## START

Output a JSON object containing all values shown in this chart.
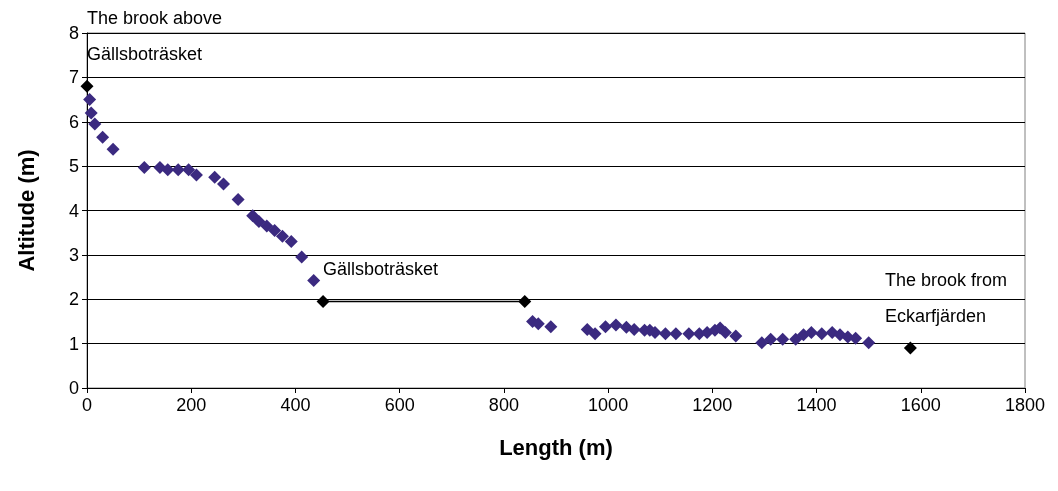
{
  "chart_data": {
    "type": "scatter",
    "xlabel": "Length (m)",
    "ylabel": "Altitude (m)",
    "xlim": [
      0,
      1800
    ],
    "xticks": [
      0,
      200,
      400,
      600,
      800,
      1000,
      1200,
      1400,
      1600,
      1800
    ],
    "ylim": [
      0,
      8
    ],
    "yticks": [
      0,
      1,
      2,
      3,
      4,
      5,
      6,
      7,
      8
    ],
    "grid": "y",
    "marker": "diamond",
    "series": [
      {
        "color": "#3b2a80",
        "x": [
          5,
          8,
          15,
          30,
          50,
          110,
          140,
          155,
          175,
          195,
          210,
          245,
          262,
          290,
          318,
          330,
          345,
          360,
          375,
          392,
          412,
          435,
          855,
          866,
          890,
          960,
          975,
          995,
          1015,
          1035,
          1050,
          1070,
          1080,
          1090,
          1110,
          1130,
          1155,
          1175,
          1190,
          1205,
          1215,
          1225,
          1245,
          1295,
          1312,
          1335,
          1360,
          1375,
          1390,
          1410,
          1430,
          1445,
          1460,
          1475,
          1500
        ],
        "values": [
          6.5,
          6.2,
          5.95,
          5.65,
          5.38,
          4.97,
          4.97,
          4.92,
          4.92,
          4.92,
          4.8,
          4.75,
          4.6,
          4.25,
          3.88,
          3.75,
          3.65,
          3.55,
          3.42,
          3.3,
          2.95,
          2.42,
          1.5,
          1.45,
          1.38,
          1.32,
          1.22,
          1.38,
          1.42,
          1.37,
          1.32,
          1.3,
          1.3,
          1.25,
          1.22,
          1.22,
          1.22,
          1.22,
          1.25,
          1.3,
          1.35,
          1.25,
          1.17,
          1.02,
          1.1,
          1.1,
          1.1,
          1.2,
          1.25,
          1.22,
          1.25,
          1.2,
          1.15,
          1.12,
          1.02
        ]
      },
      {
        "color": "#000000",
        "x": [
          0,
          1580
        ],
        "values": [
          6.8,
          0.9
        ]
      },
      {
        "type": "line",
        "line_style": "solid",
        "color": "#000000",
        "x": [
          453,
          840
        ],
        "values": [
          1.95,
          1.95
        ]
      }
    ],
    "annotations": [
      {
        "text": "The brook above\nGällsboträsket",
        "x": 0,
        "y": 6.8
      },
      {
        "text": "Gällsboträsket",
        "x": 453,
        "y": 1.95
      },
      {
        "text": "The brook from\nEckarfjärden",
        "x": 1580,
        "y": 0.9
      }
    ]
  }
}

## END
## START

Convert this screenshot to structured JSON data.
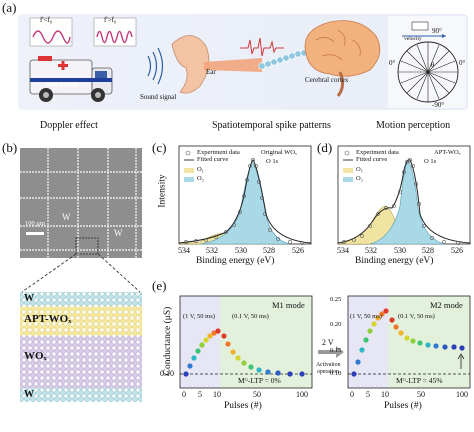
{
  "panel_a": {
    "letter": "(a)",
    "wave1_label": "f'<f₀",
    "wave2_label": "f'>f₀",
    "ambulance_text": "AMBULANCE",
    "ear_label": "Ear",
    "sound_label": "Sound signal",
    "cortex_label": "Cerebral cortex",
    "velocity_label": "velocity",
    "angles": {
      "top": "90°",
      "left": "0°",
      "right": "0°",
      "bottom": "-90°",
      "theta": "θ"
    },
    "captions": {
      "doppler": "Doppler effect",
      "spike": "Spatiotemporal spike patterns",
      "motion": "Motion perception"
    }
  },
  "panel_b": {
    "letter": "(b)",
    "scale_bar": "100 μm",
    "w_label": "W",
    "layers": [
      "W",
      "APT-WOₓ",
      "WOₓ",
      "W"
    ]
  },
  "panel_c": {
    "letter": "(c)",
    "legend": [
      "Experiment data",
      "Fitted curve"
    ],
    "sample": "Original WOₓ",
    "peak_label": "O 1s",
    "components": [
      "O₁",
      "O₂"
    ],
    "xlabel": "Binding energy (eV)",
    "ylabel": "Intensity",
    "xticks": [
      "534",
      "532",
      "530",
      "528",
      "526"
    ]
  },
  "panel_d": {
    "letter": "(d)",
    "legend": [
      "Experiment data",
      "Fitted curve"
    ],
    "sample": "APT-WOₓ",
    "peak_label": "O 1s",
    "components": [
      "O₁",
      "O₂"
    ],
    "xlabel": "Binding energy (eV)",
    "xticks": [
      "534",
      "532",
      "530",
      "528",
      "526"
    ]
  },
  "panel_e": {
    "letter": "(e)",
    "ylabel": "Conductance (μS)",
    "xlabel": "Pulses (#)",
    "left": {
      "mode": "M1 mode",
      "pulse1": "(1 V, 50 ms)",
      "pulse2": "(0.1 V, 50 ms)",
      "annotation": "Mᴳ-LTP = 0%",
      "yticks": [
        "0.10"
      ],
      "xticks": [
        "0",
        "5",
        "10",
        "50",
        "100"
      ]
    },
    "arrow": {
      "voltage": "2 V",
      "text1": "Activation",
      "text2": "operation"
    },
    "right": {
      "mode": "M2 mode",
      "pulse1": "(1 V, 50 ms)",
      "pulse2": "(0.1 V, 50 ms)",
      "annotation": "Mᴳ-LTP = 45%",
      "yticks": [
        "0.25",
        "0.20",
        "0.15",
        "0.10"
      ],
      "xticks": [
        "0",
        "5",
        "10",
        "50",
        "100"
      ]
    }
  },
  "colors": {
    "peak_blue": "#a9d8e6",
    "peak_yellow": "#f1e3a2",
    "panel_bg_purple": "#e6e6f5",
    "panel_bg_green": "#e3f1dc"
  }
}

## END
## START

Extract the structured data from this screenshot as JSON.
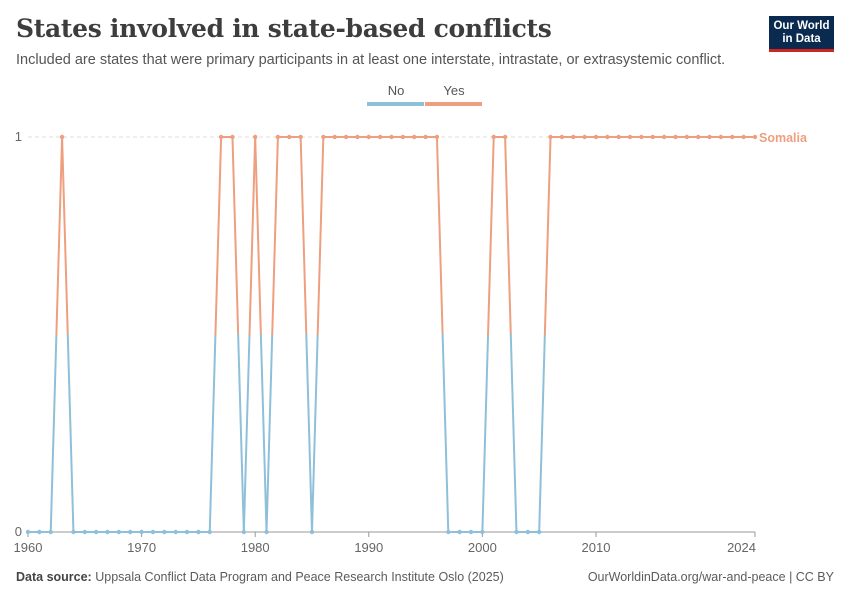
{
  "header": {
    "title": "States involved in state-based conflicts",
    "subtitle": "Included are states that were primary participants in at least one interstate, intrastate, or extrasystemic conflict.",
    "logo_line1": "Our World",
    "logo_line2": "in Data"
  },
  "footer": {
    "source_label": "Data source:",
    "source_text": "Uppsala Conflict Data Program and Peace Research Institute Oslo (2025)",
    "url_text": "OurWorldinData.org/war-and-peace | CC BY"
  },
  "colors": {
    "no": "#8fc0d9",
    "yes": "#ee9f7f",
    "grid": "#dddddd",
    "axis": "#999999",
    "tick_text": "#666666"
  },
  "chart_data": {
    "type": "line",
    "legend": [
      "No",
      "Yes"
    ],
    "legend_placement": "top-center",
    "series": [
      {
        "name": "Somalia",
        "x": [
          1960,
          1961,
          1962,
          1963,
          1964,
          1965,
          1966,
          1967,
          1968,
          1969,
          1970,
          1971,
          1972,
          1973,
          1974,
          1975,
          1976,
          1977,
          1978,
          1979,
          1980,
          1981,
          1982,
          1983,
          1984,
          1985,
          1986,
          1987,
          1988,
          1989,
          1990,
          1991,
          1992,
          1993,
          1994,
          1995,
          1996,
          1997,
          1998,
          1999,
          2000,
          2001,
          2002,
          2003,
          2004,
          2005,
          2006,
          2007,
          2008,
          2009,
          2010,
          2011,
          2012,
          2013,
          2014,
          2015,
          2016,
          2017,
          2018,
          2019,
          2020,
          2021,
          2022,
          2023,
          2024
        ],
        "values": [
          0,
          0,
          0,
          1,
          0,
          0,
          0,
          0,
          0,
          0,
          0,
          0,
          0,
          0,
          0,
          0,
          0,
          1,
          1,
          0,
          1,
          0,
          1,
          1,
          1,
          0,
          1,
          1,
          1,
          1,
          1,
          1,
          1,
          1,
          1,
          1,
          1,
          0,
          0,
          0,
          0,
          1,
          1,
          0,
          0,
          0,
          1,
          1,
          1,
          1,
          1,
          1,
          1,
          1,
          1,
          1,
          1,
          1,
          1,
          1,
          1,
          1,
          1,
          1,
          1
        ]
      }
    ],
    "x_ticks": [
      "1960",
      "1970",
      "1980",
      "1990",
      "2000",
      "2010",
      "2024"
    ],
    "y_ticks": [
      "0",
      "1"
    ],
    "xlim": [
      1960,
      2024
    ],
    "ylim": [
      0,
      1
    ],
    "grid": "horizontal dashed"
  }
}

## END

Work instructions =
In the records, locate each line holding the string "ylabel" and copy it.

Solution to this exercise =
    "ylabel": "Altitude (m)",
    "ylabel": "Intensity",
    "ylabel": "Conductance (μS)",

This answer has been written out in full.